== WORK REQUIRED ==
Copy the lines from the first one through the line with "Point [55, 268, 77, 282]", putting "Marker" wherever "Point" appears and changing nothing else.

== PROVIDED ENTRIES ==
— START —

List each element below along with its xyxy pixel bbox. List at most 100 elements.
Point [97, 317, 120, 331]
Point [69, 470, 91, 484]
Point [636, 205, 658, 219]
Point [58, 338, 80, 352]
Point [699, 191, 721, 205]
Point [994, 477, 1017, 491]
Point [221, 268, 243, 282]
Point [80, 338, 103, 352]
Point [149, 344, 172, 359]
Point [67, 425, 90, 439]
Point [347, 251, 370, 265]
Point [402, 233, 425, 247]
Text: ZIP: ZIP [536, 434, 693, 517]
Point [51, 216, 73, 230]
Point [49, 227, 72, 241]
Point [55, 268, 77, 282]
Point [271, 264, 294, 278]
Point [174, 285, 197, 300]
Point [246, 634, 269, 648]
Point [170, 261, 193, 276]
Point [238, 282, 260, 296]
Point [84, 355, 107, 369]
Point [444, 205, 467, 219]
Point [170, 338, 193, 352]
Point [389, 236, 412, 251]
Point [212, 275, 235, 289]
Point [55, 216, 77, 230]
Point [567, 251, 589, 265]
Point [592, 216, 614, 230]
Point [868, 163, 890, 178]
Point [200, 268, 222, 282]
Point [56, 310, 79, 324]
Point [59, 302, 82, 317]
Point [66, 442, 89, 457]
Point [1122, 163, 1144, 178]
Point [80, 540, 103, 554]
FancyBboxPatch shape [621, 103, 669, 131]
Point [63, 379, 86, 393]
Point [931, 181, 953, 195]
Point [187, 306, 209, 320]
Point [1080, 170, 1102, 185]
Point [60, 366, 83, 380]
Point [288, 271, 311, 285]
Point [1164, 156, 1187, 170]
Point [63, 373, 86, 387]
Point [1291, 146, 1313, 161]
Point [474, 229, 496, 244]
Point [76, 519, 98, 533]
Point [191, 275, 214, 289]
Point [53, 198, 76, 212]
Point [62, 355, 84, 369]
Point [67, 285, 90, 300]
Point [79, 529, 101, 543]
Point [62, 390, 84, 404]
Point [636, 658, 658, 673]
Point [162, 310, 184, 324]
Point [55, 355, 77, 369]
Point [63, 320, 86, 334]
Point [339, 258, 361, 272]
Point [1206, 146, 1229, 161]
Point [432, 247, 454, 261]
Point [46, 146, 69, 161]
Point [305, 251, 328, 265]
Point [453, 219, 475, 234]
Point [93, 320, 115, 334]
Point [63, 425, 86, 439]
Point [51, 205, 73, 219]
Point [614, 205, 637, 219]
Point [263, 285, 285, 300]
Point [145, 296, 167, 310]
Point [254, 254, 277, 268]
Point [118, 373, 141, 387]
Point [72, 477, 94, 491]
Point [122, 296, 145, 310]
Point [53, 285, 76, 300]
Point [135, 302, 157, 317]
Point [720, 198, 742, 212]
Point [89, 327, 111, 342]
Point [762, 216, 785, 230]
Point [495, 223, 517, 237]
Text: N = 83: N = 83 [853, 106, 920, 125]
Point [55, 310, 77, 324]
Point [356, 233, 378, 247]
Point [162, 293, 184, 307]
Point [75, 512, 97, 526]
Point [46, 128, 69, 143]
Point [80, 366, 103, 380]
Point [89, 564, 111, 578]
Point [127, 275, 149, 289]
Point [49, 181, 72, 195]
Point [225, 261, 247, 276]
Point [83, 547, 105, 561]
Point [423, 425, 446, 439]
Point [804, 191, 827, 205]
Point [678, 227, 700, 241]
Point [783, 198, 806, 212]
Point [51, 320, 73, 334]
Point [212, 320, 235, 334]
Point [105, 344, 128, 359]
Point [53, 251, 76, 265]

— END —

== OUTPUT BELOW ==
List each element below along with its xyxy pixel bbox. List at most 100 elements.
Marker [97, 317, 120, 331]
Marker [69, 470, 91, 484]
Marker [636, 205, 658, 219]
Marker [58, 338, 80, 352]
Marker [699, 191, 721, 205]
Marker [994, 477, 1017, 491]
Marker [221, 268, 243, 282]
Marker [80, 338, 103, 352]
Marker [149, 344, 172, 359]
Marker [67, 425, 90, 439]
Marker [347, 251, 370, 265]
Marker [402, 233, 425, 247]
Text: ZIP: ZIP [536, 434, 693, 517]
Marker [51, 216, 73, 230]
Marker [49, 227, 72, 241]
Marker [55, 268, 77, 282]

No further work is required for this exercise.